>> START Supplied entries

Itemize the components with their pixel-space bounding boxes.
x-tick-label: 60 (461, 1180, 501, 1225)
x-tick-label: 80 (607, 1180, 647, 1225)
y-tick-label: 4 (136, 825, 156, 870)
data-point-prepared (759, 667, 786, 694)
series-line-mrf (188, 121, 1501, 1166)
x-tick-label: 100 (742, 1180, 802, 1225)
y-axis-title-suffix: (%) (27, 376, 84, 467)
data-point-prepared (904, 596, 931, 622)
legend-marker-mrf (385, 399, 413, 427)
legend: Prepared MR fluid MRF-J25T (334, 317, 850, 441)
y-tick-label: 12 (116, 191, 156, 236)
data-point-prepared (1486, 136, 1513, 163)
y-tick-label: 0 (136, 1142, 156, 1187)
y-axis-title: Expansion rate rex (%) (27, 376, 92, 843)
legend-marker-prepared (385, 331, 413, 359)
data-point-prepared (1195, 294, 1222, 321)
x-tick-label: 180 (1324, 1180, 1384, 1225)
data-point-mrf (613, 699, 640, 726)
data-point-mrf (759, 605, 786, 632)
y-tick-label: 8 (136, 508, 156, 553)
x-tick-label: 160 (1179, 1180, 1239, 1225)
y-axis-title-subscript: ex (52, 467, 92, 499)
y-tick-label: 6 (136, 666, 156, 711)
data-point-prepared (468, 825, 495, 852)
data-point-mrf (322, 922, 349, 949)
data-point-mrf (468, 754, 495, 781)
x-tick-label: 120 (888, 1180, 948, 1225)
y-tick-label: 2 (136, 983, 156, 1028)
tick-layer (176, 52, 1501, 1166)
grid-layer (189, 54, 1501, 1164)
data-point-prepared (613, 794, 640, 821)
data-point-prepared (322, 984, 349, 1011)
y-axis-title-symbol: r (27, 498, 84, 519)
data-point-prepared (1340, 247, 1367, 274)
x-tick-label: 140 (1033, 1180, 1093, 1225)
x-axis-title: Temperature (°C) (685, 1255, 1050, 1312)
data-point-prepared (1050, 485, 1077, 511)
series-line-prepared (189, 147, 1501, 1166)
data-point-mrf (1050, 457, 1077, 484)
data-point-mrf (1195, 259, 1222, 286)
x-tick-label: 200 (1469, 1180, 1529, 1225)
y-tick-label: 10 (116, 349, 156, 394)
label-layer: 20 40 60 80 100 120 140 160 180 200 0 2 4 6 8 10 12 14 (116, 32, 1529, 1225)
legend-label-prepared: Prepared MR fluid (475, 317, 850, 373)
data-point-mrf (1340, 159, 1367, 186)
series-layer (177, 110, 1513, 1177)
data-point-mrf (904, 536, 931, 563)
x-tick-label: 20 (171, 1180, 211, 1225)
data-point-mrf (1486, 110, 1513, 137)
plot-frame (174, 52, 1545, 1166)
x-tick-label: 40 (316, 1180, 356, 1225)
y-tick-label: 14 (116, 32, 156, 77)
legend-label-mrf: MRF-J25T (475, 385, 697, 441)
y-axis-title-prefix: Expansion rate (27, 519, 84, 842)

>> END Supplied entries

Written instruction: Reproduce all of the material above, line for line, with no changes.

Exercise answer:
Itemize the components with their pixel-space bounding boxes.
x-tick-label: 60 (461, 1180, 501, 1225)
x-tick-label: 80 (607, 1180, 647, 1225)
y-tick-label: 4 (136, 825, 156, 870)
data-point-prepared (759, 667, 786, 694)
series-line-mrf (188, 121, 1501, 1166)
x-tick-label: 100 (742, 1180, 802, 1225)
y-axis-title-suffix: (%) (27, 376, 84, 467)
data-point-prepared (904, 596, 931, 622)
legend-marker-mrf (385, 399, 413, 427)
legend: Prepared MR fluid MRF-J25T (334, 317, 850, 441)
y-tick-label: 12 (116, 191, 156, 236)
data-point-prepared (1486, 136, 1513, 163)
y-tick-label: 0 (136, 1142, 156, 1187)
y-axis-title: Expansion rate rex (%) (27, 376, 92, 843)
legend-marker-prepared (385, 331, 413, 359)
data-point-prepared (1195, 294, 1222, 321)
x-tick-label: 180 (1324, 1180, 1384, 1225)
data-point-mrf (613, 699, 640, 726)
data-point-mrf (759, 605, 786, 632)
y-tick-label: 8 (136, 508, 156, 553)
x-tick-label: 160 (1179, 1180, 1239, 1225)
y-axis-title-subscript: ex (52, 467, 92, 499)
y-tick-label: 6 (136, 666, 156, 711)
data-point-prepared (468, 825, 495, 852)
data-point-mrf (322, 922, 349, 949)
data-point-mrf (468, 754, 495, 781)
x-tick-label: 120 (888, 1180, 948, 1225)
y-tick-label: 2 (136, 983, 156, 1028)
tick-layer (176, 52, 1501, 1166)
grid-layer (189, 54, 1501, 1164)
data-point-prepared (613, 794, 640, 821)
data-point-prepared (322, 984, 349, 1011)
y-axis-title-symbol: r (27, 498, 84, 519)
data-point-prepared (1340, 247, 1367, 274)
x-tick-label: 140 (1033, 1180, 1093, 1225)
x-axis-title: Temperature (°C) (685, 1255, 1050, 1312)
data-point-prepared (1050, 485, 1077, 511)
series-line-prepared (189, 147, 1501, 1166)
data-point-mrf (1050, 457, 1077, 484)
data-point-mrf (1195, 259, 1222, 286)
x-tick-label: 200 (1469, 1180, 1529, 1225)
y-tick-label: 10 (116, 349, 156, 394)
label-layer: 20 40 60 80 100 120 140 160 180 200 0 2 4 6 8 10 12 14 (116, 32, 1529, 1225)
legend-label-prepared: Prepared MR fluid (475, 317, 850, 373)
data-point-mrf (1340, 159, 1367, 186)
series-layer (177, 110, 1513, 1177)
data-point-mrf (904, 536, 931, 563)
x-tick-label: 20 (171, 1180, 211, 1225)
data-point-mrf (1486, 110, 1513, 137)
plot-frame (174, 52, 1545, 1166)
x-tick-label: 40 (316, 1180, 356, 1225)
y-tick-label: 14 (116, 32, 156, 77)
legend-label-mrf: MRF-J25T (475, 385, 697, 441)
y-axis-title-prefix: Expansion rate (27, 519, 84, 842)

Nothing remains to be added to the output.